Repeat the entire listing exactly.
------------------------------------------------------------------------
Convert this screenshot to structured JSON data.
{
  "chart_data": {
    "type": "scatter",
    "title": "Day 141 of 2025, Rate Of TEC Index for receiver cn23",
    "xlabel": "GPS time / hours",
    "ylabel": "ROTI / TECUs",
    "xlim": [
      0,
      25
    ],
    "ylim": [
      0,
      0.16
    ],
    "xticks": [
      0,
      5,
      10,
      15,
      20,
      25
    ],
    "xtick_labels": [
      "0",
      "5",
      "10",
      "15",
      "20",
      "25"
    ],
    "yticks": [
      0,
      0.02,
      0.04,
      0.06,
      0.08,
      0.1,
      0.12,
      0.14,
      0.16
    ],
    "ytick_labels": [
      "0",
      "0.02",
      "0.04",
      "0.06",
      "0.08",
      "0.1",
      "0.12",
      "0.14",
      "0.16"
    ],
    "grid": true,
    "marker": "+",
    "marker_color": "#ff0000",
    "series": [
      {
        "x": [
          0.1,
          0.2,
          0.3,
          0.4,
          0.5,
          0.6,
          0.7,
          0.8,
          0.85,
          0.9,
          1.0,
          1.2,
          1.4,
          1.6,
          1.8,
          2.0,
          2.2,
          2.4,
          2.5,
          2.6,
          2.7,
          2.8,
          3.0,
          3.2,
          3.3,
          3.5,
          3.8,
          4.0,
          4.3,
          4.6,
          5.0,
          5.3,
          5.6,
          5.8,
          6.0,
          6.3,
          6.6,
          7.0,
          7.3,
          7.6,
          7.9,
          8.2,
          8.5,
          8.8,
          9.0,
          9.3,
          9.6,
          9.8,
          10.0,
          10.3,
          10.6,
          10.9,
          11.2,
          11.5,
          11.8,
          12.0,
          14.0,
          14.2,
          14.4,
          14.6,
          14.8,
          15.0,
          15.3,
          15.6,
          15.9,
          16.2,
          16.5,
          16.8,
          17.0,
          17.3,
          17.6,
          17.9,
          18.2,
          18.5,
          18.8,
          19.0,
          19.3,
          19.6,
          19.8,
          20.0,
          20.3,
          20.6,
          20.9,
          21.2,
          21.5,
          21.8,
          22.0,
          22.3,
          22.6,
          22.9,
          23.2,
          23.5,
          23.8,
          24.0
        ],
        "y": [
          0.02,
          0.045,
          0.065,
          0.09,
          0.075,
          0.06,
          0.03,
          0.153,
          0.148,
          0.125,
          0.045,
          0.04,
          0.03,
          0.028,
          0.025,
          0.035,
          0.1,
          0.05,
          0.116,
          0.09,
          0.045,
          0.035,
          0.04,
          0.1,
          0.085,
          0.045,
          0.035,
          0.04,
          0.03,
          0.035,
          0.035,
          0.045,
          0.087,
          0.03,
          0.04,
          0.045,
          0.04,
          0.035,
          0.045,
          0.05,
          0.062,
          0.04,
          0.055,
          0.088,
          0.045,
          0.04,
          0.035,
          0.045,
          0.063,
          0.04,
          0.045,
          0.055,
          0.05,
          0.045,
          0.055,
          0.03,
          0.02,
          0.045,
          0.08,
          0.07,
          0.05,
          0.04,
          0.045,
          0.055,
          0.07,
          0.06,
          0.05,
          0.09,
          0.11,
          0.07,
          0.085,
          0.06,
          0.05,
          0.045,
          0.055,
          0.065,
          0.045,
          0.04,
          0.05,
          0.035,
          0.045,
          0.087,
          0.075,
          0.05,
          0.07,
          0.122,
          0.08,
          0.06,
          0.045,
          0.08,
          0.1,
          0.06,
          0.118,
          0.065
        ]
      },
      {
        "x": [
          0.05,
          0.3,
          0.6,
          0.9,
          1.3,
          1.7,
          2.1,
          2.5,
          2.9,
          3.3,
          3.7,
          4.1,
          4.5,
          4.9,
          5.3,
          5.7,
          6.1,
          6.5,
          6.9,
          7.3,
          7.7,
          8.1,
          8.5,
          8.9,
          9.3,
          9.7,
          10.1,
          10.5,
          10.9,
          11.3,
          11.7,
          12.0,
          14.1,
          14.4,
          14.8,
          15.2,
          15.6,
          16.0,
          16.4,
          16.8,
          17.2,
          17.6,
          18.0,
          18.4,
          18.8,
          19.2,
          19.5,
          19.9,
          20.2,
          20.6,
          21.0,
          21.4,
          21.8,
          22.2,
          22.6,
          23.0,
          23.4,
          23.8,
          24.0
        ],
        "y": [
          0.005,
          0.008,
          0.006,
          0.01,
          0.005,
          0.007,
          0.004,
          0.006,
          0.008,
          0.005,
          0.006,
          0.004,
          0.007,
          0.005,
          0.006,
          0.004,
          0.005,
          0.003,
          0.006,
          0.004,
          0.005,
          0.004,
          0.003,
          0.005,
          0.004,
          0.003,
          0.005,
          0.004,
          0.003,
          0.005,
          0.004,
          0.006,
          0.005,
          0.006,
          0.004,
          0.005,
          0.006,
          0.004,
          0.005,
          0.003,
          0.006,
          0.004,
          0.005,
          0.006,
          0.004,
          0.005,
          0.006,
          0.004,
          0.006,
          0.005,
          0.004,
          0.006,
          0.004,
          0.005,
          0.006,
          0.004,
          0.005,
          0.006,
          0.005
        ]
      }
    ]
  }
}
------------------------------------------------------------------------
EXPECTED ANSWER:
Convert this screenshot to structured JSON data.
{
  "chart_data": {
    "type": "scatter",
    "title": "Day 141 of 2025, Rate Of TEC Index for receiver cn23",
    "xlabel": "GPS time / hours",
    "ylabel": "ROTI / TECUs",
    "xlim": [
      0,
      25
    ],
    "ylim": [
      0,
      0.16
    ],
    "xticks": [
      0,
      5,
      10,
      15,
      20,
      25
    ],
    "xtick_labels": [
      "0",
      "5",
      "10",
      "15",
      "20",
      "25"
    ],
    "yticks": [
      0,
      0.02,
      0.04,
      0.06,
      0.08,
      0.1,
      0.12,
      0.14,
      0.16
    ],
    "ytick_labels": [
      "0",
      "0.02",
      "0.04",
      "0.06",
      "0.08",
      "0.1",
      "0.12",
      "0.14",
      "0.16"
    ],
    "grid": true,
    "marker": "+",
    "marker_color": "#ff0000",
    "series": [
      {
        "x": [
          0.1,
          0.2,
          0.3,
          0.4,
          0.5,
          0.6,
          0.7,
          0.8,
          0.85,
          0.9,
          1.0,
          1.2,
          1.4,
          1.6,
          1.8,
          2.0,
          2.2,
          2.4,
          2.5,
          2.6,
          2.7,
          2.8,
          3.0,
          3.2,
          3.3,
          3.5,
          3.8,
          4.0,
          4.3,
          4.6,
          5.0,
          5.3,
          5.6,
          5.8,
          6.0,
          6.3,
          6.6,
          7.0,
          7.3,
          7.6,
          7.9,
          8.2,
          8.5,
          8.8,
          9.0,
          9.3,
          9.6,
          9.8,
          10.0,
          10.3,
          10.6,
          10.9,
          11.2,
          11.5,
          11.8,
          12.0,
          14.0,
          14.2,
          14.4,
          14.6,
          14.8,
          15.0,
          15.3,
          15.6,
          15.9,
          16.2,
          16.5,
          16.8,
          17.0,
          17.3,
          17.6,
          17.9,
          18.2,
          18.5,
          18.8,
          19.0,
          19.3,
          19.6,
          19.8,
          20.0,
          20.3,
          20.6,
          20.9,
          21.2,
          21.5,
          21.8,
          22.0,
          22.3,
          22.6,
          22.9,
          23.2,
          23.5,
          23.8,
          24.0
        ],
        "y": [
          0.02,
          0.045,
          0.065,
          0.09,
          0.075,
          0.06,
          0.03,
          0.153,
          0.148,
          0.125,
          0.045,
          0.04,
          0.03,
          0.028,
          0.025,
          0.035,
          0.1,
          0.05,
          0.116,
          0.09,
          0.045,
          0.035,
          0.04,
          0.1,
          0.085,
          0.045,
          0.035,
          0.04,
          0.03,
          0.035,
          0.035,
          0.045,
          0.087,
          0.03,
          0.04,
          0.045,
          0.04,
          0.035,
          0.045,
          0.05,
          0.062,
          0.04,
          0.055,
          0.088,
          0.045,
          0.04,
          0.035,
          0.045,
          0.063,
          0.04,
          0.045,
          0.055,
          0.05,
          0.045,
          0.055,
          0.03,
          0.02,
          0.045,
          0.08,
          0.07,
          0.05,
          0.04,
          0.045,
          0.055,
          0.07,
          0.06,
          0.05,
          0.09,
          0.11,
          0.07,
          0.085,
          0.06,
          0.05,
          0.045,
          0.055,
          0.065,
          0.045,
          0.04,
          0.05,
          0.035,
          0.045,
          0.087,
          0.075,
          0.05,
          0.07,
          0.122,
          0.08,
          0.06,
          0.045,
          0.08,
          0.1,
          0.06,
          0.118,
          0.065
        ]
      },
      {
        "x": [
          0.05,
          0.3,
          0.6,
          0.9,
          1.3,
          1.7,
          2.1,
          2.5,
          2.9,
          3.3,
          3.7,
          4.1,
          4.5,
          4.9,
          5.3,
          5.7,
          6.1,
          6.5,
          6.9,
          7.3,
          7.7,
          8.1,
          8.5,
          8.9,
          9.3,
          9.7,
          10.1,
          10.5,
          10.9,
          11.3,
          11.7,
          12.0,
          14.1,
          14.4,
          14.8,
          15.2,
          15.6,
          16.0,
          16.4,
          16.8,
          17.2,
          17.6,
          18.0,
          18.4,
          18.8,
          19.2,
          19.5,
          19.9,
          20.2,
          20.6,
          21.0,
          21.4,
          21.8,
          22.2,
          22.6,
          23.0,
          23.4,
          23.8,
          24.0
        ],
        "y": [
          0.005,
          0.008,
          0.006,
          0.01,
          0.005,
          0.007,
          0.004,
          0.006,
          0.008,
          0.005,
          0.006,
          0.004,
          0.007,
          0.005,
          0.006,
          0.004,
          0.005,
          0.003,
          0.006,
          0.004,
          0.005,
          0.004,
          0.003,
          0.005,
          0.004,
          0.003,
          0.005,
          0.004,
          0.003,
          0.005,
          0.004,
          0.006,
          0.005,
          0.006,
          0.004,
          0.005,
          0.006,
          0.004,
          0.005,
          0.003,
          0.006,
          0.004,
          0.005,
          0.006,
          0.004,
          0.005,
          0.006,
          0.004,
          0.006,
          0.005,
          0.004,
          0.006,
          0.004,
          0.005,
          0.006,
          0.004,
          0.005,
          0.006,
          0.005
        ]
      }
    ]
  }
}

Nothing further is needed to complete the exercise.